• _Directions for this task_
Look through the records below, and copy out every line that holds the string "cash".

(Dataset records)

=-=-=

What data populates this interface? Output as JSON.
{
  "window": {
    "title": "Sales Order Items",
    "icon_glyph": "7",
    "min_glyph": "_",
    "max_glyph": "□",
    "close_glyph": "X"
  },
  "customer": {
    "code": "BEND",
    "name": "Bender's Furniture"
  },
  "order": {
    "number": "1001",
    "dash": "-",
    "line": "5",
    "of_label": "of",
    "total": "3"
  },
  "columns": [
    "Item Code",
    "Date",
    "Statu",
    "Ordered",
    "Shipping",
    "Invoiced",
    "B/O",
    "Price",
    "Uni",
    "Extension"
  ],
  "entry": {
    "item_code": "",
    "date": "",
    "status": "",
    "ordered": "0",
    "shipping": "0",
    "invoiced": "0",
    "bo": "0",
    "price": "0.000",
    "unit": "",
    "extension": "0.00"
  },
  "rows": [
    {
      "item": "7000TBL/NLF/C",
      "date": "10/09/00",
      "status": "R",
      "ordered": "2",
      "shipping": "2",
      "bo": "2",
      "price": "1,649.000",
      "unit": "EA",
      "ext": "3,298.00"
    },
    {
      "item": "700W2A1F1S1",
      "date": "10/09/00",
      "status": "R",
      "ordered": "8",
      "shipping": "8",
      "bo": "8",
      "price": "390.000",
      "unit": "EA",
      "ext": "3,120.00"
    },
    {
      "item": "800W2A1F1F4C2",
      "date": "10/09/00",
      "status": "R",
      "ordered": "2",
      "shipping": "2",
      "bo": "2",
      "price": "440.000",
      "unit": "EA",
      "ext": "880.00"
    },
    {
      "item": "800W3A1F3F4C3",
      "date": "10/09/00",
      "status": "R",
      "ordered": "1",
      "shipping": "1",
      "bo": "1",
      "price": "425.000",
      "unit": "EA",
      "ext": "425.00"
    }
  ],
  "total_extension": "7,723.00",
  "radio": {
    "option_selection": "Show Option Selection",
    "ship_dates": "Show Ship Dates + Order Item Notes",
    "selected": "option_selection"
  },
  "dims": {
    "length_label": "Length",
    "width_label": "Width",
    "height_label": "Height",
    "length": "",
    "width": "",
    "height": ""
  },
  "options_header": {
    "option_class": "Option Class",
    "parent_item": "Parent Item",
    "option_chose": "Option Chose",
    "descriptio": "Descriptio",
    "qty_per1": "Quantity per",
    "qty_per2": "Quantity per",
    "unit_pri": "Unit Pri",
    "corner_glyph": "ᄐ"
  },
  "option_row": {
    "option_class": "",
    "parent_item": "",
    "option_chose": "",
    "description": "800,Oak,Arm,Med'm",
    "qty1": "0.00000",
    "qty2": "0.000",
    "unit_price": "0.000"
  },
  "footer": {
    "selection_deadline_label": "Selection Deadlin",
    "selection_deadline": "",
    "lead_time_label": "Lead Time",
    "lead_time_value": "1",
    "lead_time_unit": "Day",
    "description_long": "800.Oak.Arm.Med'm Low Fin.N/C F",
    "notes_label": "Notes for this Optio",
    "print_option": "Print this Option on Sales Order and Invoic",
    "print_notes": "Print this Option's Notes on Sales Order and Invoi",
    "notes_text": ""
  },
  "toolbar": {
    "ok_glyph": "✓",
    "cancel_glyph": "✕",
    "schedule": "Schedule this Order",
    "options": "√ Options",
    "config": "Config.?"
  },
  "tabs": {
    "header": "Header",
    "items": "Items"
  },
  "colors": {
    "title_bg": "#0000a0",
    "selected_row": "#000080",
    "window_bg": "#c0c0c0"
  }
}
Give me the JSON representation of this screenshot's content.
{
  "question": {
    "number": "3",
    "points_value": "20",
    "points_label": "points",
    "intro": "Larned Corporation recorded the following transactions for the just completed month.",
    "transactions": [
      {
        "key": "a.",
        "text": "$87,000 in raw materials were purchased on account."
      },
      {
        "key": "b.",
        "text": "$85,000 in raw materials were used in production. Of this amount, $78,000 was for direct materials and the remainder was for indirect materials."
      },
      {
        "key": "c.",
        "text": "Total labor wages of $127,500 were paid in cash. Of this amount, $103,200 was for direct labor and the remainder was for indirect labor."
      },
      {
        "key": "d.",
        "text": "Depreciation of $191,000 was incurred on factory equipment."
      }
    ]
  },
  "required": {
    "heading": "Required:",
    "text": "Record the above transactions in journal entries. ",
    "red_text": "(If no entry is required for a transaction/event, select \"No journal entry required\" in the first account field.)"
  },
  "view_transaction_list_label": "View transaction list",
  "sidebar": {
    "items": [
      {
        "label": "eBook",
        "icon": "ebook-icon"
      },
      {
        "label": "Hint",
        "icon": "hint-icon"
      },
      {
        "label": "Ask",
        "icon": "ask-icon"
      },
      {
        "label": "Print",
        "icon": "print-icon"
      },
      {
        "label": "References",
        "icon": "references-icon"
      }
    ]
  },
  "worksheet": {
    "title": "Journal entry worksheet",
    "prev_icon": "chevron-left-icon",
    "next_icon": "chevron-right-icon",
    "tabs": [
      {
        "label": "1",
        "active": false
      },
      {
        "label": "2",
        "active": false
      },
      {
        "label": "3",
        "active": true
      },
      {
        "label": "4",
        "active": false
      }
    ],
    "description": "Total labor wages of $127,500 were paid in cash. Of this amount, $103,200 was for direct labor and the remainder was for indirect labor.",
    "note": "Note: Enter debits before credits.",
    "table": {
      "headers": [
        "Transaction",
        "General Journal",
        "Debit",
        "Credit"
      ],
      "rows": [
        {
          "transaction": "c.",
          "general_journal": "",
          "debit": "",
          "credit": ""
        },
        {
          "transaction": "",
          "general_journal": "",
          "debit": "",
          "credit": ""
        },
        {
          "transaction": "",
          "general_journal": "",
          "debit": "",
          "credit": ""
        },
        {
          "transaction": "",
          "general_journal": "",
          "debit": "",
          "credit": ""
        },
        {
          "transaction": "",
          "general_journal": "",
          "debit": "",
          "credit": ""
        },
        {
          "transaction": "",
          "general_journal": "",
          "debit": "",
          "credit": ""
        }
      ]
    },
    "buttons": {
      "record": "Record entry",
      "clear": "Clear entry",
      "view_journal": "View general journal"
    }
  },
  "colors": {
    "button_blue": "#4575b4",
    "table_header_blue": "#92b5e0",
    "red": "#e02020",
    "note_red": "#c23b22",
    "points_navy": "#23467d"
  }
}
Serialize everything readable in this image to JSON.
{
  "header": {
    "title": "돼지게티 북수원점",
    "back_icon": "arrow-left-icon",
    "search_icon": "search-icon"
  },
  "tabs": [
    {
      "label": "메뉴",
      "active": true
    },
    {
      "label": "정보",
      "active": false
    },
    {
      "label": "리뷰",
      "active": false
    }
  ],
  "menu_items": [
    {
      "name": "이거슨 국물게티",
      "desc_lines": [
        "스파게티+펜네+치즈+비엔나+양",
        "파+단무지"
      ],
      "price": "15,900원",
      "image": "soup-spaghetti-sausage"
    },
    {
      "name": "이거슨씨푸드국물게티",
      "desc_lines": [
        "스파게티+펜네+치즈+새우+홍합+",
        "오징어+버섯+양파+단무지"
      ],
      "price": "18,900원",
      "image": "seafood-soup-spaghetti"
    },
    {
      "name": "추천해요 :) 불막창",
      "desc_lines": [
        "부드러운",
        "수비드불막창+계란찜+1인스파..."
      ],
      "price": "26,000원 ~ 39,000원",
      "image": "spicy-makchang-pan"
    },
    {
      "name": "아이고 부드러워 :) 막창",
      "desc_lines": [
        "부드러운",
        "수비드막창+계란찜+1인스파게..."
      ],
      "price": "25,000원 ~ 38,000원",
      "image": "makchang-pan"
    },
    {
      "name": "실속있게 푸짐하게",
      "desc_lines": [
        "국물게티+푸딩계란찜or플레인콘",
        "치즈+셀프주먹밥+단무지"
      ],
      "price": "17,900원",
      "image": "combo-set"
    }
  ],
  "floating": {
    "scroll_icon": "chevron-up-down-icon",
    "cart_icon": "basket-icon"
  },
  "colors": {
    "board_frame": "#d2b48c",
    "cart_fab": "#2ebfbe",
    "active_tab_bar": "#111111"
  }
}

=-=-=

• _Answer to this task_
        "text": "Total labor wages of $127,500 were paid in cash. Of this amount, $103,200 was for direct labor and the remainder was for indirect labor."
    "description": "Total labor wages of $127,500 were paid in cash. Of this amount, $103,200 was for direct labor and the remainder was for indirect labor.",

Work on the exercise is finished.